Exercise prompt |
Each entry below is to be printed verbatim.

Data shown |
━━━━━━━━━━

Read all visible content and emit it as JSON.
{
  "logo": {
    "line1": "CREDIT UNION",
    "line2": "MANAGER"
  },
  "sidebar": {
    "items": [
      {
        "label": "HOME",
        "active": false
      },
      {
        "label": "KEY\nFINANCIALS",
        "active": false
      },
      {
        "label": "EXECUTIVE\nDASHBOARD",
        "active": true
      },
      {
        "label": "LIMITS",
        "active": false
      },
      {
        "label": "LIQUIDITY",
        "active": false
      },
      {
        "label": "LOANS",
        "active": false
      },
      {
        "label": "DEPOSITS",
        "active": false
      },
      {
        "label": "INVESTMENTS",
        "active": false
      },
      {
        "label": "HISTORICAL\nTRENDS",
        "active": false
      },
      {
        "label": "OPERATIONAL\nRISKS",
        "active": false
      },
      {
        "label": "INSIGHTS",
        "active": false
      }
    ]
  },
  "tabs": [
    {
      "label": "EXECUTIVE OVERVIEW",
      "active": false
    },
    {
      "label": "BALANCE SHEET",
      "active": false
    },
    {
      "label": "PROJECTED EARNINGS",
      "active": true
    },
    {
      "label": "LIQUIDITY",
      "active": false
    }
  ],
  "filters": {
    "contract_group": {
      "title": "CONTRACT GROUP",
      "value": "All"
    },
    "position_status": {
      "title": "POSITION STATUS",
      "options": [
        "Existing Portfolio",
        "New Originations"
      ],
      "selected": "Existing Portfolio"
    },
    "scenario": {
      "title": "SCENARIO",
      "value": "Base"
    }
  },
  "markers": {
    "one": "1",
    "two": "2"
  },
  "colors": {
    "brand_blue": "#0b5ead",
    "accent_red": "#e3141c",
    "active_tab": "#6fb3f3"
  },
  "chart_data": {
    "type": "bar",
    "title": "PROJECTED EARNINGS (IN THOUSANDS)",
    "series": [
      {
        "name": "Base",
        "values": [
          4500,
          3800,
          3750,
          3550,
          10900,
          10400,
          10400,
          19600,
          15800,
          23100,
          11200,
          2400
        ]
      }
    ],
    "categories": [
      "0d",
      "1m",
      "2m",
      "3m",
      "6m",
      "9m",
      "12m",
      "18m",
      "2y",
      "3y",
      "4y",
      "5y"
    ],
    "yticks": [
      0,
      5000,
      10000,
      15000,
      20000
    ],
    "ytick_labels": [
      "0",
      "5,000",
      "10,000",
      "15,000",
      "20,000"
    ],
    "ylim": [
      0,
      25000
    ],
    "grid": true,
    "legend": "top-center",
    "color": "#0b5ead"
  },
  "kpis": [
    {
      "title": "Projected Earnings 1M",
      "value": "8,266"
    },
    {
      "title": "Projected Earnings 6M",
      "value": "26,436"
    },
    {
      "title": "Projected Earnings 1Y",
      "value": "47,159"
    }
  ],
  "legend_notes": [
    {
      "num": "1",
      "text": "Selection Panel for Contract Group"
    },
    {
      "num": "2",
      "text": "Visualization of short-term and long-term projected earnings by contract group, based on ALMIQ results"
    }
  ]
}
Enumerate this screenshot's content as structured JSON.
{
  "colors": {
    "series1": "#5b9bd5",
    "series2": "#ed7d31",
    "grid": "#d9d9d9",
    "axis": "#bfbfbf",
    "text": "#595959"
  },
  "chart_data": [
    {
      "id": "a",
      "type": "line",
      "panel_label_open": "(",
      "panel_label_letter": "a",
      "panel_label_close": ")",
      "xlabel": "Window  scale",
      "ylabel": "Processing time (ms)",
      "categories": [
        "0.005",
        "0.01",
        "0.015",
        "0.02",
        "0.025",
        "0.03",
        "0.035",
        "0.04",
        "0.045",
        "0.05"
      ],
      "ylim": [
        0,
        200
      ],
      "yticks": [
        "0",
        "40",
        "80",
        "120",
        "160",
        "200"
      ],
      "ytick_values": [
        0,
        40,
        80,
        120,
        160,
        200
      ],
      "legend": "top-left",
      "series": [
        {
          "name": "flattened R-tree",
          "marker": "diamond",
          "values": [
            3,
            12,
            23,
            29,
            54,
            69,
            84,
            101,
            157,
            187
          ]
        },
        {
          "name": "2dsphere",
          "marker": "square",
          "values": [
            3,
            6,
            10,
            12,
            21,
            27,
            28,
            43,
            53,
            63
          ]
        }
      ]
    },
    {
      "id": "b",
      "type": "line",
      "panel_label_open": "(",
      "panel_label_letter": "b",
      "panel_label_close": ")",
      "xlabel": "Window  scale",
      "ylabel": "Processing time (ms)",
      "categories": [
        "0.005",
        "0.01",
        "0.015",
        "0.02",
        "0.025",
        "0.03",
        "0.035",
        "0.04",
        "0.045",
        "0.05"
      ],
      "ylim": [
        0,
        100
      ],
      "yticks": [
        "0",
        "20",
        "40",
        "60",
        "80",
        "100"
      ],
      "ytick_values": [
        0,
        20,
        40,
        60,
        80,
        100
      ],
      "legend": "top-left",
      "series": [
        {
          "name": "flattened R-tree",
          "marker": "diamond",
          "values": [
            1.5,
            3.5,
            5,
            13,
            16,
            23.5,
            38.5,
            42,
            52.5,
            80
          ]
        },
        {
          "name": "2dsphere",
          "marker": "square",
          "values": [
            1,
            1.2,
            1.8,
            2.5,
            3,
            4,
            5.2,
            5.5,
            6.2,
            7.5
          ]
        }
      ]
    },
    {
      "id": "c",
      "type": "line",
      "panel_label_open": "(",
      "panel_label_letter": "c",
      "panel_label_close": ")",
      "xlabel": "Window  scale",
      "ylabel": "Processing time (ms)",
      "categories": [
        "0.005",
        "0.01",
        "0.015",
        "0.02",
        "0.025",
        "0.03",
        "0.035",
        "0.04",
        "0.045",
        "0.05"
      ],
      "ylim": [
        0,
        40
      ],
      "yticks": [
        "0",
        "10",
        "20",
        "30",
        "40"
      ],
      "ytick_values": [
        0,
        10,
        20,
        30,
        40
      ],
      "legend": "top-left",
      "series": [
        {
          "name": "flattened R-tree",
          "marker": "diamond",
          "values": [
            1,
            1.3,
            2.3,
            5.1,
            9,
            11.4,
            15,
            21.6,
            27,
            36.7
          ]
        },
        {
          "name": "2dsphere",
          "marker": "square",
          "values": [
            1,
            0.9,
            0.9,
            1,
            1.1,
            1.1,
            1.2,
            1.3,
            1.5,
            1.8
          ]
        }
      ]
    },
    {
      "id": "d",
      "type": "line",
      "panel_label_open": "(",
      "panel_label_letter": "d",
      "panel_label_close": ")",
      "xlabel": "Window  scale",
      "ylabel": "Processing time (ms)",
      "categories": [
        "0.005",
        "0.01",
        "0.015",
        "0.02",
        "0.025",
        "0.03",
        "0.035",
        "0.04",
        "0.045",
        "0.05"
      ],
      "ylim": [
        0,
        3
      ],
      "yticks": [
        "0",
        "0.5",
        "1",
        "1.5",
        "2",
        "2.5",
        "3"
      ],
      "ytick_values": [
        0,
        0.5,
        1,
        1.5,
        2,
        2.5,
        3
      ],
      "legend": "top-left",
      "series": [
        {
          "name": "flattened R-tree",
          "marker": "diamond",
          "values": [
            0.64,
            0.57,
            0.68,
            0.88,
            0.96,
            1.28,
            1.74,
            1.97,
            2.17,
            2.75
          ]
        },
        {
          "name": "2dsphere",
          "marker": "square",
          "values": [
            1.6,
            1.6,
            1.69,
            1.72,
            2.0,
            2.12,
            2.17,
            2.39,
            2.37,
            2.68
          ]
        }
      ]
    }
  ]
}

━━━━━━━━━━

Exercise result |
Read all visible content and emit it as JSON.
{
  "logo": {
    "line1": "CREDIT UNION",
    "line2": "MANAGER"
  },
  "sidebar": {
    "items": [
      {
        "label": "HOME",
        "active": false
      },
      {
        "label": "KEY\nFINANCIALS",
        "active": false
      },
      {
        "label": "EXECUTIVE\nDASHBOARD",
        "active": true
      },
      {
        "label": "LIMITS",
        "active": false
      },
      {
        "label": "LIQUIDITY",
        "active": false
      },
      {
        "label": "LOANS",
        "active": false
      },
      {
        "label": "DEPOSITS",
        "active": false
      },
      {
        "label": "INVESTMENTS",
        "active": false
      },
      {
        "label": "HISTORICAL\nTRENDS",
        "active": false
      },
      {
        "label": "OPERATIONAL\nRISKS",
        "active": false
      },
      {
        "label": "INSIGHTS",
        "active": false
      }
    ]
  },
  "tabs": [
    {
      "label": "EXECUTIVE OVERVIEW",
      "active": false
    },
    {
      "label": "BALANCE SHEET",
      "active": false
    },
    {
      "label": "PROJECTED EARNINGS",
      "active": true
    },
    {
      "label": "LIQUIDITY",
      "active": false
    }
  ],
  "filters": {
    "contract_group": {
      "title": "CONTRACT GROUP",
      "value": "All"
    },
    "position_status": {
      "title": "POSITION STATUS",
      "options": [
        "Existing Portfolio",
        "New Originations"
      ],
      "selected": "Existing Portfolio"
    },
    "scenario": {
      "title": "SCENARIO",
      "value": "Base"
    }
  },
  "markers": {
    "one": "1",
    "two": "2"
  },
  "colors": {
    "brand_blue": "#0b5ead",
    "accent_red": "#e3141c",
    "active_tab": "#6fb3f3"
  },
  "chart_data": {
    "type": "bar",
    "title": "PROJECTED EARNINGS (IN THOUSANDS)",
    "series": [
      {
        "name": "Base",
        "values": [
          4500,
          3800,
          3750,
          3550,
          10900,
          10400,
          10400,
          19600,
          15800,
          23100,
          11200,
          2400
        ]
      }
    ],
    "categories": [
      "0d",
      "1m",
      "2m",
      "3m",
      "6m",
      "9m",
      "12m",
      "18m",
      "2y",
      "3y",
      "4y",
      "5y"
    ],
    "yticks": [
      0,
      5000,
      10000,
      15000,
      20000
    ],
    "ytick_labels": [
      "0",
      "5,000",
      "10,000",
      "15,000",
      "20,000"
    ],
    "ylim": [
      0,
      25000
    ],
    "grid": true,
    "legend": "top-center",
    "color": "#0b5ead"
  },
  "kpis": [
    {
      "title": "Projected Earnings 1M",
      "value": "8,266"
    },
    {
      "title": "Projected Earnings 6M",
      "value": "26,436"
    },
    {
      "title": "Projected Earnings 1Y",
      "value": "47,159"
    }
  ],
  "legend_notes": [
    {
      "num": "1",
      "text": "Selection Panel for Contract Group"
    },
    {
      "num": "2",
      "text": "Visualization of short-term and long-term projected earnings by contract group, based on ALMIQ results"
    }
  ]
}
Enumerate this screenshot's content as structured JSON.
{
  "colors": {
    "series1": "#5b9bd5",
    "series2": "#ed7d31",
    "grid": "#d9d9d9",
    "axis": "#bfbfbf",
    "text": "#595959"
  },
  "chart_data": [
    {
      "id": "a",
      "type": "line",
      "panel_label_open": "(",
      "panel_label_letter": "a",
      "panel_label_close": ")",
      "xlabel": "Window  scale",
      "ylabel": "Processing time (ms)",
      "categories": [
        "0.005",
        "0.01",
        "0.015",
        "0.02",
        "0.025",
        "0.03",
        "0.035",
        "0.04",
        "0.045",
        "0.05"
      ],
      "ylim": [
        0,
        200
      ],
      "yticks": [
        "0",
        "40",
        "80",
        "120",
        "160",
        "200"
      ],
      "ytick_values": [
        0,
        40,
        80,
        120,
        160,
        200
      ],
      "legend": "top-left",
      "series": [
        {
          "name": "flattened R-tree",
          "marker": "diamond",
          "values": [
            3,
            12,
            23,
            29,
            54,
            69,
            84,
            101,
            157,
            187
          ]
        },
        {
          "name": "2dsphere",
          "marker": "square",
          "values": [
            3,
            6,
            10,
            12,
            21,
            27,
            28,
            43,
            53,
            63
          ]
        }
      ]
    },
    {
      "id": "b",
      "type": "line",
      "panel_label_open": "(",
      "panel_label_letter": "b",
      "panel_label_close": ")",
      "xlabel": "Window  scale",
      "ylabel": "Processing time (ms)",
      "categories": [
        "0.005",
        "0.01",
        "0.015",
        "0.02",
        "0.025",
        "0.03",
        "0.035",
        "0.04",
        "0.045",
        "0.05"
      ],
      "ylim": [
        0,
        100
      ],
      "yticks": [
        "0",
        "20",
        "40",
        "60",
        "80",
        "100"
      ],
      "ytick_values": [
        0,
        20,
        40,
        60,
        80,
        100
      ],
      "legend": "top-left",
      "series": [
        {
          "name": "flattened R-tree",
          "marker": "diamond",
          "values": [
            1.5,
            3.5,
            5,
            13,
            16,
            23.5,
            38.5,
            42,
            52.5,
            80
          ]
        },
        {
          "name": "2dsphere",
          "marker": "square",
          "values": [
            1,
            1.2,
            1.8,
            2.5,
            3,
            4,
            5.2,
            5.5,
            6.2,
            7.5
          ]
        }
      ]
    },
    {
      "id": "c",
      "type": "line",
      "panel_label_open": "(",
      "panel_label_letter": "c",
      "panel_label_close": ")",
      "xlabel": "Window  scale",
      "ylabel": "Processing time (ms)",
      "categories": [
        "0.005",
        "0.01",
        "0.015",
        "0.02",
        "0.025",
        "0.03",
        "0.035",
        "0.04",
        "0.045",
        "0.05"
      ],
      "ylim": [
        0,
        40
      ],
      "yticks": [
        "0",
        "10",
        "20",
        "30",
        "40"
      ],
      "ytick_values": [
        0,
        10,
        20,
        30,
        40
      ],
      "legend": "top-left",
      "series": [
        {
          "name": "flattened R-tree",
          "marker": "diamond",
          "values": [
            1,
            1.3,
            2.3,
            5.1,
            9,
            11.4,
            15,
            21.6,
            27,
            36.7
          ]
        },
        {
          "name": "2dsphere",
          "marker": "square",
          "values": [
            1,
            0.9,
            0.9,
            1,
            1.1,
            1.1,
            1.2,
            1.3,
            1.5,
            1.8
          ]
        }
      ]
    },
    {
      "id": "d",
      "type": "line",
      "panel_label_open": "(",
      "panel_label_letter": "d",
      "panel_label_close": ")",
      "xlabel": "Window  scale",
      "ylabel": "Processing time (ms)",
      "categories": [
        "0.005",
        "0.01",
        "0.015",
        "0.02",
        "0.025",
        "0.03",
        "0.035",
        "0.04",
        "0.045",
        "0.05"
      ],
      "ylim": [
        0,
        3
      ],
      "yticks": [
        "0",
        "0.5",
        "1",
        "1.5",
        "2",
        "2.5",
        "3"
      ],
      "ytick_values": [
        0,
        0.5,
        1,
        1.5,
        2,
        2.5,
        3
      ],
      "legend": "top-left",
      "series": [
        {
          "name": "flattened R-tree",
          "marker": "diamond",
          "values": [
            0.64,
            0.57,
            0.68,
            0.88,
            0.96,
            1.28,
            1.74,
            1.97,
            2.17,
            2.75
          ]
        },
        {
          "name": "2dsphere",
          "marker": "square",
          "values": [
            1.6,
            1.6,
            1.69,
            1.72,
            2.0,
            2.12,
            2.17,
            2.39,
            2.37,
            2.68
          ]
        }
      ]
    }
  ]
}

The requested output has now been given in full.